◆ **Aim**
The data must be written out once more, precisely as given.

--------------------------------------------------

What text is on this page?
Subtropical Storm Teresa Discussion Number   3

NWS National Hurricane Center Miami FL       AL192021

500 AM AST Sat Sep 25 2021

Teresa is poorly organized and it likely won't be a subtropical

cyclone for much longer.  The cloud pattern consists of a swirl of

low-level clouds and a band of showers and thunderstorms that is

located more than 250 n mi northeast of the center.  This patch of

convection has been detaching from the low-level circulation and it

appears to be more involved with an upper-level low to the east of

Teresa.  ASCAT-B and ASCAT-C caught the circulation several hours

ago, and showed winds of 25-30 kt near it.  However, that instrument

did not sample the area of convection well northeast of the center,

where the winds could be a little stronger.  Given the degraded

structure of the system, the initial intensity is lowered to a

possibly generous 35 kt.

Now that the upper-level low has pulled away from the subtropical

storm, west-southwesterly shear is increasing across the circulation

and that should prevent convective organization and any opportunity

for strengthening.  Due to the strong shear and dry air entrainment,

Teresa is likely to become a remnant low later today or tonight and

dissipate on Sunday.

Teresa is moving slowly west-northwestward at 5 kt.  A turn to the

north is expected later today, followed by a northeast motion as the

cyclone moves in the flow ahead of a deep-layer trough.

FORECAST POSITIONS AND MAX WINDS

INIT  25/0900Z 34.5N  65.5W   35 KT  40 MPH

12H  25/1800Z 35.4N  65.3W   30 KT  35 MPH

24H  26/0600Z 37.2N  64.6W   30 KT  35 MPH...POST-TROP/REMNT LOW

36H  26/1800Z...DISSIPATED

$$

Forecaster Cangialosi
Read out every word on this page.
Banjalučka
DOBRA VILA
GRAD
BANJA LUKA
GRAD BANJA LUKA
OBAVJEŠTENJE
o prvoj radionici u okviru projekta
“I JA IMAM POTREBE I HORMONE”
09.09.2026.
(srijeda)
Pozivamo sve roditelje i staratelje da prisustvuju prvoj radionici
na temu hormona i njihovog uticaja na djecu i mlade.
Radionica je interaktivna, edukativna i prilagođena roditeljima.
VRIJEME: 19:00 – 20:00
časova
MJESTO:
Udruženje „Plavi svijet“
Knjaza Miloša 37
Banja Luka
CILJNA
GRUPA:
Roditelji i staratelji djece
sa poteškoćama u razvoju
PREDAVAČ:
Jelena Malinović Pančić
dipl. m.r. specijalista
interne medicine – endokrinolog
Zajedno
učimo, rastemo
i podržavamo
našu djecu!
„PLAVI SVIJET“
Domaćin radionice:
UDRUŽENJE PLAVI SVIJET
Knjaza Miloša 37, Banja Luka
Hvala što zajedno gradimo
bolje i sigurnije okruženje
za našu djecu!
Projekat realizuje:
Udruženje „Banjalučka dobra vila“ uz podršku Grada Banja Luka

--------------------------------------------------

◆ **Finished exercise**
What text is on this page?
Subtropical Storm Teresa Discussion Number   3

NWS National Hurricane Center Miami FL       AL192021

500 AM AST Sat Sep 25 2021

Teresa is poorly organized and it likely won't be a subtropical

cyclone for much longer.  The cloud pattern consists of a swirl of

low-level clouds and a band of showers and thunderstorms that is

located more than 250 n mi northeast of the center.  This patch of

convection has been detaching from the low-level circulation and it

appears to be more involved with an upper-level low to the east of

Teresa.  ASCAT-B and ASCAT-C caught the circulation several hours

ago, and showed winds of 25-30 kt near it.  However, that instrument

did not sample the area of convection well northeast of the center,

where the winds could be a little stronger.  Given the degraded

structure of the system, the initial intensity is lowered to a

possibly generous 35 kt.

Now that the upper-level low has pulled away from the subtropical

storm, west-southwesterly shear is increasing across the circulation

and that should prevent convective organization and any opportunity

for strengthening.  Due to the strong shear and dry air entrainment,

Teresa is likely to become a remnant low later today or tonight and

dissipate on Sunday.

Teresa is moving slowly west-northwestward at 5 kt.  A turn to the

north is expected later today, followed by a northeast motion as the

cyclone moves in the flow ahead of a deep-layer trough.

FORECAST POSITIONS AND MAX WINDS

INIT  25/0900Z 34.5N  65.5W   35 KT  40 MPH

12H  25/1800Z 35.4N  65.3W   30 KT  35 MPH

24H  26/0600Z 37.2N  64.6W   30 KT  35 MPH...POST-TROP/REMNT LOW

36H  26/1800Z...DISSIPATED

$$

Forecaster Cangialosi
Read out every word on this page.
Banjalučka
DOBRA VILA
GRAD
BANJA LUKA
GRAD BANJA LUKA
OBAVJEŠTENJE
o prvoj radionici u okviru projekta
“I JA IMAM POTREBE I HORMONE”
09.09.2026.
(srijeda)
Pozivamo sve roditelje i staratelje da prisustvuju prvoj radionici
na temu hormona i njihovog uticaja na djecu i mlade.
Radionica je interaktivna, edukativna i prilagođena roditeljima.
VRIJEME: 19:00 – 20:00
časova
MJESTO:
Udruženje „Plavi svijet“
Knjaza Miloša 37
Banja Luka
CILJNA
GRUPA:
Roditelji i staratelji djece
sa poteškoćama u razvoju
PREDAVAČ:
Jelena Malinović Pančić
dipl. m.r. specijalista
interne medicine – endokrinolog
Zajedno
učimo, rastemo
i podržavamo
našu djecu!
„PLAVI SVIJET“
Domaćin radionice:
UDRUŽENJE PLAVI SVIJET
Knjaza Miloša 37, Banja Luka
Hvala što zajedno gradimo
bolje i sigurnije okruženje
za našu djecu!
Projekat realizuje:
Udruženje „Banjalučka dobra vila“ uz podršku Grada Banja Luka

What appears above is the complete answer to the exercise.